The input =>

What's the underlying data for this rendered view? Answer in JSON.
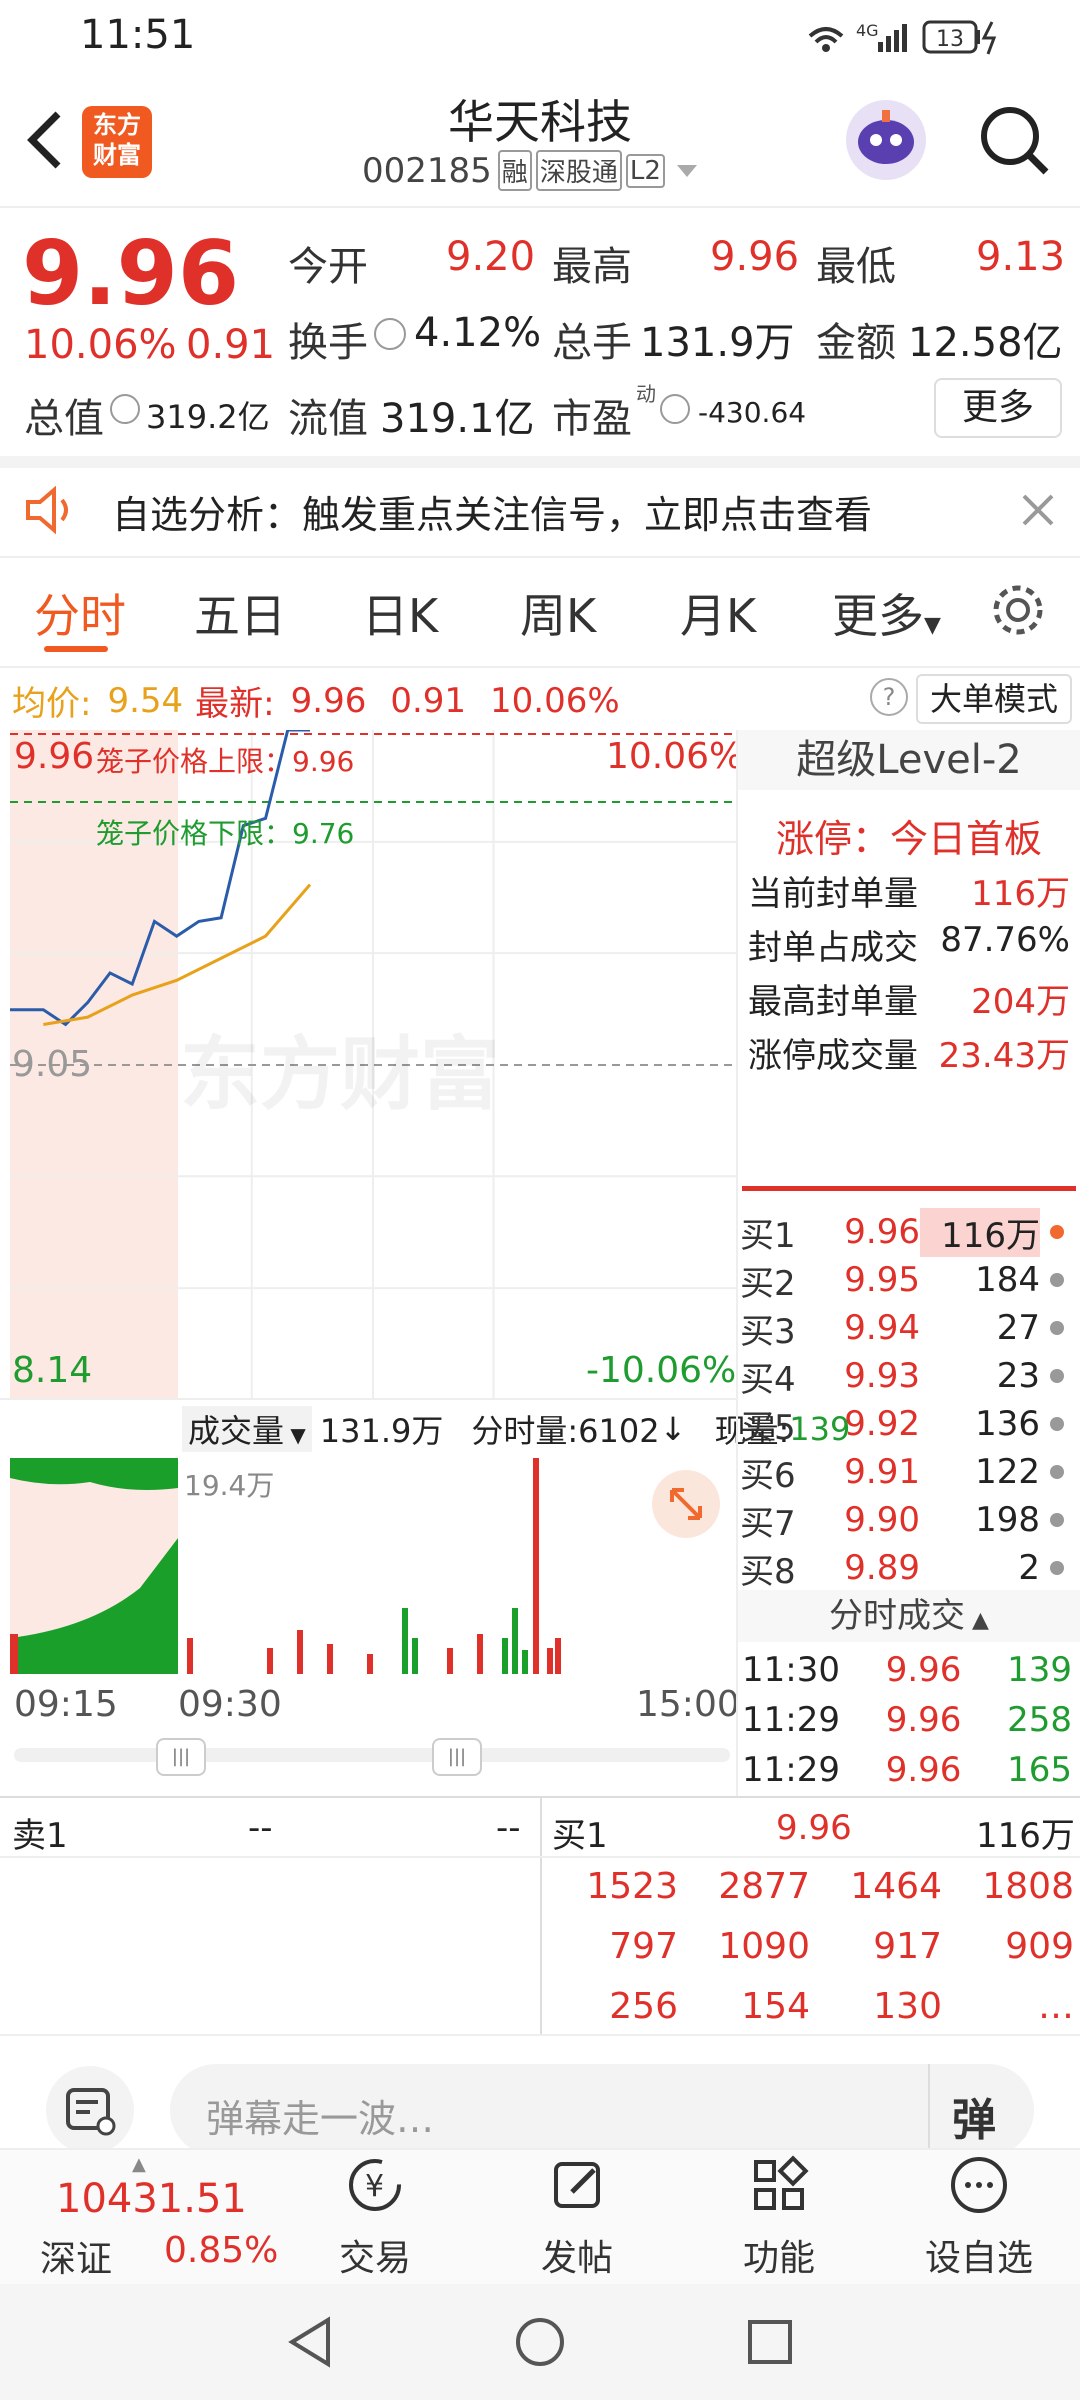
{
  "status_bar": {
    "time": "11:51",
    "network": "4G",
    "battery": "13"
  },
  "header": {
    "back_icon": "back-arrow-icon",
    "logo_text": "东方\n财富",
    "stock_name": "华天科技",
    "stock_code": "002185",
    "tags": [
      "融",
      "深股通",
      "L2"
    ]
  },
  "quote": {
    "price": "9.96",
    "change_pct": "10.06%",
    "change": "0.91",
    "open_label": "今开",
    "open": "9.20",
    "high_label": "最高",
    "high": "9.96",
    "low_label": "最低",
    "low": "9.13",
    "turnover_label": "换手",
    "turnover": "4.12%",
    "volume_label": "总手",
    "volume": "131.9万",
    "amount_label": "金额",
    "amount": "12.58亿",
    "mktcap_label": "总值",
    "mktcap": "319.2亿",
    "float_label": "流值",
    "float": "319.1亿",
    "pe_label": "市盈",
    "pe_sup": "动",
    "pe": "-430.64",
    "more": "更多"
  },
  "notice": {
    "text": "自选分析：触发重点关注信号，立即点击查看"
  },
  "tabs": [
    "分时",
    "五日",
    "日K",
    "周K",
    "月K",
    "更多"
  ],
  "info_bar": {
    "avg_label": "均价:",
    "avg": "9.54",
    "latest_label": "最新:",
    "latest": "9.96",
    "change": "0.91",
    "pct": "10.06%",
    "mode_button": "大单模式"
  },
  "chart": {
    "top_price": "9.96",
    "top_pct": "10.06%",
    "mid_price": "9.05",
    "bottom_price": "8.14",
    "bottom_pct": "-10.06%",
    "upper_limit_label": "笼子价格上限：9.96",
    "lower_limit_label": "笼子价格下限：9.76",
    "watermark": "东方财富",
    "vol_selector": "成交量",
    "vol_total": "131.9万",
    "vol_bar_label": "分时量:6102",
    "vol_now_label": "现量:",
    "vol_now": "139",
    "vol_peak": "19.4万",
    "time_labels": [
      "09:15",
      "09:30",
      "15:00"
    ]
  },
  "chart_data": {
    "type": "line",
    "series": [
      {
        "name": "最新",
        "x": [
          "09:15",
          "09:30",
          "09:40",
          "09:50",
          "10:00",
          "10:10",
          "10:20",
          "10:30",
          "10:40",
          "10:50",
          "11:00",
          "11:10",
          "11:20",
          "11:30"
        ],
        "values": [
          9.2,
          9.2,
          9.16,
          9.22,
          9.3,
          9.27,
          9.44,
          9.4,
          9.44,
          9.45,
          9.7,
          9.72,
          9.96,
          9.96
        ]
      },
      {
        "name": "均价",
        "x": [
          "09:30",
          "09:50",
          "10:10",
          "10:30",
          "10:50",
          "11:10",
          "11:30"
        ],
        "values": [
          9.16,
          9.18,
          9.24,
          9.28,
          9.34,
          9.4,
          9.54
        ]
      }
    ],
    "ylim": [
      8.14,
      9.96
    ]
  },
  "level2": {
    "title": "超级Level-2",
    "limit_status": "涨停：今日首板",
    "rows": [
      {
        "label": "当前封单量",
        "value": "116万"
      },
      {
        "label": "封单占成交",
        "value": "87.76%"
      },
      {
        "label": "最高封单量",
        "value": "204万"
      },
      {
        "label": "涨停成交量",
        "value": "23.43万"
      }
    ]
  },
  "orderbook": [
    {
      "label": "买1",
      "price": "9.96",
      "vol": "116万"
    },
    {
      "label": "买2",
      "price": "9.95",
      "vol": "184"
    },
    {
      "label": "买3",
      "price": "9.94",
      "vol": "27"
    },
    {
      "label": "买4",
      "price": "9.93",
      "vol": "23"
    },
    {
      "label": "买5",
      "price": "9.92",
      "vol": "136"
    },
    {
      "label": "买6",
      "price": "9.91",
      "vol": "122"
    },
    {
      "label": "买7",
      "price": "9.90",
      "vol": "198"
    },
    {
      "label": "买8",
      "price": "9.89",
      "vol": "2"
    }
  ],
  "ticks": {
    "title": "分时成交",
    "rows": [
      {
        "time": "11:30",
        "price": "9.96",
        "vol": "139"
      },
      {
        "time": "11:29",
        "price": "9.96",
        "vol": "258"
      },
      {
        "time": "11:29",
        "price": "9.96",
        "vol": "165"
      }
    ]
  },
  "queue": {
    "sell_label": "卖1",
    "sell_price": "--",
    "sell_vol": "--",
    "buy_label": "买1",
    "buy_price": "9.96",
    "buy_vol": "116万",
    "orders": [
      [
        "1523",
        "2877",
        "1464",
        "1808"
      ],
      [
        "797",
        "1090",
        "917",
        "909"
      ],
      [
        "256",
        "154",
        "130",
        "…"
      ]
    ]
  },
  "danmaku": {
    "placeholder": "弹幕走一波…",
    "button": "弹"
  },
  "bottom_nav": {
    "index_value": "10431.51",
    "index_name": "深证",
    "index_pct": "0.85%",
    "items": [
      "交易",
      "发帖",
      "功能",
      "设自选"
    ]
  }
}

Challenge =>
Write out the whole listing again, exactly, with no pictures.

The output =>
What's the underlying data for this rendered view? Answer in JSON.
{
  "status_bar": {
    "time": "11:51",
    "network": "4G",
    "battery": "13"
  },
  "header": {
    "back_icon": "back-arrow-icon",
    "logo_text": "东方\n财富",
    "stock_name": "华天科技",
    "stock_code": "002185",
    "tags": [
      "融",
      "深股通",
      "L2"
    ]
  },
  "quote": {
    "price": "9.96",
    "change_pct": "10.06%",
    "change": "0.91",
    "open_label": "今开",
    "open": "9.20",
    "high_label": "最高",
    "high": "9.96",
    "low_label": "最低",
    "low": "9.13",
    "turnover_label": "换手",
    "turnover": "4.12%",
    "volume_label": "总手",
    "volume": "131.9万",
    "amount_label": "金额",
    "amount": "12.58亿",
    "mktcap_label": "总值",
    "mktcap": "319.2亿",
    "float_label": "流值",
    "float": "319.1亿",
    "pe_label": "市盈",
    "pe_sup": "动",
    "pe": "-430.64",
    "more": "更多"
  },
  "notice": {
    "text": "自选分析：触发重点关注信号，立即点击查看"
  },
  "tabs": [
    "分时",
    "五日",
    "日K",
    "周K",
    "月K",
    "更多"
  ],
  "info_bar": {
    "avg_label": "均价:",
    "avg": "9.54",
    "latest_label": "最新:",
    "latest": "9.96",
    "change": "0.91",
    "pct": "10.06%",
    "mode_button": "大单模式"
  },
  "chart": {
    "top_price": "9.96",
    "top_pct": "10.06%",
    "mid_price": "9.05",
    "bottom_price": "8.14",
    "bottom_pct": "-10.06%",
    "upper_limit_label": "笼子价格上限：9.96",
    "lower_limit_label": "笼子价格下限：9.76",
    "watermark": "东方财富",
    "vol_selector": "成交量",
    "vol_total": "131.9万",
    "vol_bar_label": "分时量:6102",
    "vol_now_label": "现量:",
    "vol_now": "139",
    "vol_peak": "19.4万",
    "time_labels": [
      "09:15",
      "09:30",
      "15:00"
    ]
  },
  "chart_data": {
    "type": "line",
    "series": [
      {
        "name": "最新",
        "x": [
          "09:15",
          "09:30",
          "09:40",
          "09:50",
          "10:00",
          "10:10",
          "10:20",
          "10:30",
          "10:40",
          "10:50",
          "11:00",
          "11:10",
          "11:20",
          "11:30"
        ],
        "values": [
          9.2,
          9.2,
          9.16,
          9.22,
          9.3,
          9.27,
          9.44,
          9.4,
          9.44,
          9.45,
          9.7,
          9.72,
          9.96,
          9.96
        ]
      },
      {
        "name": "均价",
        "x": [
          "09:30",
          "09:50",
          "10:10",
          "10:30",
          "10:50",
          "11:10",
          "11:30"
        ],
        "values": [
          9.16,
          9.18,
          9.24,
          9.28,
          9.34,
          9.4,
          9.54
        ]
      }
    ],
    "ylim": [
      8.14,
      9.96
    ]
  },
  "level2": {
    "title": "超级Level-2",
    "limit_status": "涨停：今日首板",
    "rows": [
      {
        "label": "当前封单量",
        "value": "116万"
      },
      {
        "label": "封单占成交",
        "value": "87.76%"
      },
      {
        "label": "最高封单量",
        "value": "204万"
      },
      {
        "label": "涨停成交量",
        "value": "23.43万"
      }
    ]
  },
  "orderbook": [
    {
      "label": "买1",
      "price": "9.96",
      "vol": "116万"
    },
    {
      "label": "买2",
      "price": "9.95",
      "vol": "184"
    },
    {
      "label": "买3",
      "price": "9.94",
      "vol": "27"
    },
    {
      "label": "买4",
      "price": "9.93",
      "vol": "23"
    },
    {
      "label": "买5",
      "price": "9.92",
      "vol": "136"
    },
    {
      "label": "买6",
      "price": "9.91",
      "vol": "122"
    },
    {
      "label": "买7",
      "price": "9.90",
      "vol": "198"
    },
    {
      "label": "买8",
      "price": "9.89",
      "vol": "2"
    }
  ],
  "ticks": {
    "title": "分时成交",
    "rows": [
      {
        "time": "11:30",
        "price": "9.96",
        "vol": "139"
      },
      {
        "time": "11:29",
        "price": "9.96",
        "vol": "258"
      },
      {
        "time": "11:29",
        "price": "9.96",
        "vol": "165"
      }
    ]
  },
  "queue": {
    "sell_label": "卖1",
    "sell_price": "--",
    "sell_vol": "--",
    "buy_label": "买1",
    "buy_price": "9.96",
    "buy_vol": "116万",
    "orders": [
      [
        "1523",
        "2877",
        "1464",
        "1808"
      ],
      [
        "797",
        "1090",
        "917",
        "909"
      ],
      [
        "256",
        "154",
        "130",
        "…"
      ]
    ]
  },
  "danmaku": {
    "placeholder": "弹幕走一波…",
    "button": "弹"
  },
  "bottom_nav": {
    "index_value": "10431.51",
    "index_name": "深证",
    "index_pct": "0.85%",
    "items": [
      "交易",
      "发帖",
      "功能",
      "设自选"
    ]
  }
}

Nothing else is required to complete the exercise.